PROBLEM TO WORK ON: Write out the full listing again, exactly as it stands.

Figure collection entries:
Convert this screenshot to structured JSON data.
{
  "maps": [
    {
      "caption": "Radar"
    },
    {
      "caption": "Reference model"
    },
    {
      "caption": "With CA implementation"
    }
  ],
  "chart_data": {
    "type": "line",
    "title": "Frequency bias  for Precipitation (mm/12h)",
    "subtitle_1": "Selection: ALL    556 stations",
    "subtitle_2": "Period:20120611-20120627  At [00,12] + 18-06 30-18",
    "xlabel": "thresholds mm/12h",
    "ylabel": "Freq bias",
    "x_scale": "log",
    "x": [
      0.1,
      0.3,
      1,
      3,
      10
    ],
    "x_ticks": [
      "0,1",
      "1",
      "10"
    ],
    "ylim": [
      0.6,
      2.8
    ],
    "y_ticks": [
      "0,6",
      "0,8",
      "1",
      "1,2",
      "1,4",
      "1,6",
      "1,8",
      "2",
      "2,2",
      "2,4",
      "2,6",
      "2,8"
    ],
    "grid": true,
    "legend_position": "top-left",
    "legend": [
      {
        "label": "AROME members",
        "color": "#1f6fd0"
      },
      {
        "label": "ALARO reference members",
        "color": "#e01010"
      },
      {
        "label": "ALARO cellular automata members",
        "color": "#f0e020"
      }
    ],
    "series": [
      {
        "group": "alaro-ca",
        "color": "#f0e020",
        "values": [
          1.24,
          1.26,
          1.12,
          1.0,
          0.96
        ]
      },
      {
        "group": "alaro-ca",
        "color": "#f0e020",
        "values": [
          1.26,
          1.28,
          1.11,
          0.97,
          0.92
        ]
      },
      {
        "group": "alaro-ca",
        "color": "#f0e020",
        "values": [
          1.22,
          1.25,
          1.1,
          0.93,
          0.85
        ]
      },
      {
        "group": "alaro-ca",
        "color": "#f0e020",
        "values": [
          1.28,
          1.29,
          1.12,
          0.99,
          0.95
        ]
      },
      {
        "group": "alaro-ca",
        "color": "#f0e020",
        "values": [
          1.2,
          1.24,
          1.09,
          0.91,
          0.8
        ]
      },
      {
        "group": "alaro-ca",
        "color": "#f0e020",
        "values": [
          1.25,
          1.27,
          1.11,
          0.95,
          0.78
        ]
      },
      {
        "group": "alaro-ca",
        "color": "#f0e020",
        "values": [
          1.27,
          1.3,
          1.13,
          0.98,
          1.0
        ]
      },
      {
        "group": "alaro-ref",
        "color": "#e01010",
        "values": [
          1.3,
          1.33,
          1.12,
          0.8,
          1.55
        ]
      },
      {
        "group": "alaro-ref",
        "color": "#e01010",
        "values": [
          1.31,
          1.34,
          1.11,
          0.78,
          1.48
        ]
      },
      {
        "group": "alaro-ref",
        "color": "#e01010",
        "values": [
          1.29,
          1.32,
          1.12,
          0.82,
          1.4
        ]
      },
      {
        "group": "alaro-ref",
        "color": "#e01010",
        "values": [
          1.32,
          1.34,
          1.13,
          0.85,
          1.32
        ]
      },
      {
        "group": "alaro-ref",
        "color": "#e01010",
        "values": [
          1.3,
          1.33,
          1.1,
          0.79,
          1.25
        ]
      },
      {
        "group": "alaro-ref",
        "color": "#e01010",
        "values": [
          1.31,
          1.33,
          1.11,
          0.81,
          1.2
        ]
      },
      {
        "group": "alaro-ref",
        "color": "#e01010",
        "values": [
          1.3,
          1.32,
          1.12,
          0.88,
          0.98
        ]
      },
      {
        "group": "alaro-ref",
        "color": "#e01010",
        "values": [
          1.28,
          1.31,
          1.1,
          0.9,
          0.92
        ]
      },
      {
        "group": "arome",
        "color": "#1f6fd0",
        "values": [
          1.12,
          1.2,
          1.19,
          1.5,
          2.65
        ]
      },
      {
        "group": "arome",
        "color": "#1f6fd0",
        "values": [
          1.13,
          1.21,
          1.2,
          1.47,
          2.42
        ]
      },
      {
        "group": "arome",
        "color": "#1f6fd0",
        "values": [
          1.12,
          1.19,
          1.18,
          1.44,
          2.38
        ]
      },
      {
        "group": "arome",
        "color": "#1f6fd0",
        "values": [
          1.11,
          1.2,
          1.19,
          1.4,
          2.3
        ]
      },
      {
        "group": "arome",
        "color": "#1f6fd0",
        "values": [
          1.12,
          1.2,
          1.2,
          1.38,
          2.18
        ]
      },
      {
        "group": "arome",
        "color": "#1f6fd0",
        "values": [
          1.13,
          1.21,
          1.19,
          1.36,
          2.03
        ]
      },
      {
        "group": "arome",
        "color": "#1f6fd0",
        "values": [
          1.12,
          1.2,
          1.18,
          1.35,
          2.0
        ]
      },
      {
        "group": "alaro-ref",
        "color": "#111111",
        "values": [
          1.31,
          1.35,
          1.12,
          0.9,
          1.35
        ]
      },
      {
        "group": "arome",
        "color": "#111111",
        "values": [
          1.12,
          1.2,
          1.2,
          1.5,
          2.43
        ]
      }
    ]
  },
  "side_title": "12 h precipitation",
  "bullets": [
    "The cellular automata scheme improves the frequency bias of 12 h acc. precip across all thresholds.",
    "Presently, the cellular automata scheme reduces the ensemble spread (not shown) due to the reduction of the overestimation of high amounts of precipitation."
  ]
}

THE RESPONSE:
Convert this screenshot to structured JSON data.
{
  "maps": [
    {
      "caption": "Radar"
    },
    {
      "caption": "Reference model"
    },
    {
      "caption": "With CA implementation"
    }
  ],
  "chart_data": {
    "type": "line",
    "title": "Frequency bias  for Precipitation (mm/12h)",
    "subtitle_1": "Selection: ALL    556 stations",
    "subtitle_2": "Period:20120611-20120627  At [00,12] + 18-06 30-18",
    "xlabel": "thresholds mm/12h",
    "ylabel": "Freq bias",
    "x_scale": "log",
    "x": [
      0.1,
      0.3,
      1,
      3,
      10
    ],
    "x_ticks": [
      "0,1",
      "1",
      "10"
    ],
    "ylim": [
      0.6,
      2.8
    ],
    "y_ticks": [
      "0,6",
      "0,8",
      "1",
      "1,2",
      "1,4",
      "1,6",
      "1,8",
      "2",
      "2,2",
      "2,4",
      "2,6",
      "2,8"
    ],
    "grid": true,
    "legend_position": "top-left",
    "legend": [
      {
        "label": "AROME members",
        "color": "#1f6fd0"
      },
      {
        "label": "ALARO reference members",
        "color": "#e01010"
      },
      {
        "label": "ALARO cellular automata members",
        "color": "#f0e020"
      }
    ],
    "series": [
      {
        "group": "alaro-ca",
        "color": "#f0e020",
        "values": [
          1.24,
          1.26,
          1.12,
          1.0,
          0.96
        ]
      },
      {
        "group": "alaro-ca",
        "color": "#f0e020",
        "values": [
          1.26,
          1.28,
          1.11,
          0.97,
          0.92
        ]
      },
      {
        "group": "alaro-ca",
        "color": "#f0e020",
        "values": [
          1.22,
          1.25,
          1.1,
          0.93,
          0.85
        ]
      },
      {
        "group": "alaro-ca",
        "color": "#f0e020",
        "values": [
          1.28,
          1.29,
          1.12,
          0.99,
          0.95
        ]
      },
      {
        "group": "alaro-ca",
        "color": "#f0e020",
        "values": [
          1.2,
          1.24,
          1.09,
          0.91,
          0.8
        ]
      },
      {
        "group": "alaro-ca",
        "color": "#f0e020",
        "values": [
          1.25,
          1.27,
          1.11,
          0.95,
          0.78
        ]
      },
      {
        "group": "alaro-ca",
        "color": "#f0e020",
        "values": [
          1.27,
          1.3,
          1.13,
          0.98,
          1.0
        ]
      },
      {
        "group": "alaro-ref",
        "color": "#e01010",
        "values": [
          1.3,
          1.33,
          1.12,
          0.8,
          1.55
        ]
      },
      {
        "group": "alaro-ref",
        "color": "#e01010",
        "values": [
          1.31,
          1.34,
          1.11,
          0.78,
          1.48
        ]
      },
      {
        "group": "alaro-ref",
        "color": "#e01010",
        "values": [
          1.29,
          1.32,
          1.12,
          0.82,
          1.4
        ]
      },
      {
        "group": "alaro-ref",
        "color": "#e01010",
        "values": [
          1.32,
          1.34,
          1.13,
          0.85,
          1.32
        ]
      },
      {
        "group": "alaro-ref",
        "color": "#e01010",
        "values": [
          1.3,
          1.33,
          1.1,
          0.79,
          1.25
        ]
      },
      {
        "group": "alaro-ref",
        "color": "#e01010",
        "values": [
          1.31,
          1.33,
          1.11,
          0.81,
          1.2
        ]
      },
      {
        "group": "alaro-ref",
        "color": "#e01010",
        "values": [
          1.3,
          1.32,
          1.12,
          0.88,
          0.98
        ]
      },
      {
        "group": "alaro-ref",
        "color": "#e01010",
        "values": [
          1.28,
          1.31,
          1.1,
          0.9,
          0.92
        ]
      },
      {
        "group": "arome",
        "color": "#1f6fd0",
        "values": [
          1.12,
          1.2,
          1.19,
          1.5,
          2.65
        ]
      },
      {
        "group": "arome",
        "color": "#1f6fd0",
        "values": [
          1.13,
          1.21,
          1.2,
          1.47,
          2.42
        ]
      },
      {
        "group": "arome",
        "color": "#1f6fd0",
        "values": [
          1.12,
          1.19,
          1.18,
          1.44,
          2.38
        ]
      },
      {
        "group": "arome",
        "color": "#1f6fd0",
        "values": [
          1.11,
          1.2,
          1.19,
          1.4,
          2.3
        ]
      },
      {
        "group": "arome",
        "color": "#1f6fd0",
        "values": [
          1.12,
          1.2,
          1.2,
          1.38,
          2.18
        ]
      },
      {
        "group": "arome",
        "color": "#1f6fd0",
        "values": [
          1.13,
          1.21,
          1.19,
          1.36,
          2.03
        ]
      },
      {
        "group": "arome",
        "color": "#1f6fd0",
        "values": [
          1.12,
          1.2,
          1.18,
          1.35,
          2.0
        ]
      },
      {
        "group": "alaro-ref",
        "color": "#111111",
        "values": [
          1.31,
          1.35,
          1.12,
          0.9,
          1.35
        ]
      },
      {
        "group": "arome",
        "color": "#111111",
        "values": [
          1.12,
          1.2,
          1.2,
          1.5,
          2.43
        ]
      }
    ]
  },
  "side_title": "12 h precipitation",
  "bullets": [
    "The cellular automata scheme improves the frequency bias of 12 h acc. precip across all thresholds.",
    "Presently, the cellular automata scheme reduces the ensemble spread (not shown) due to the reduction of the overestimation of high amounts of precipitation."
  ]
}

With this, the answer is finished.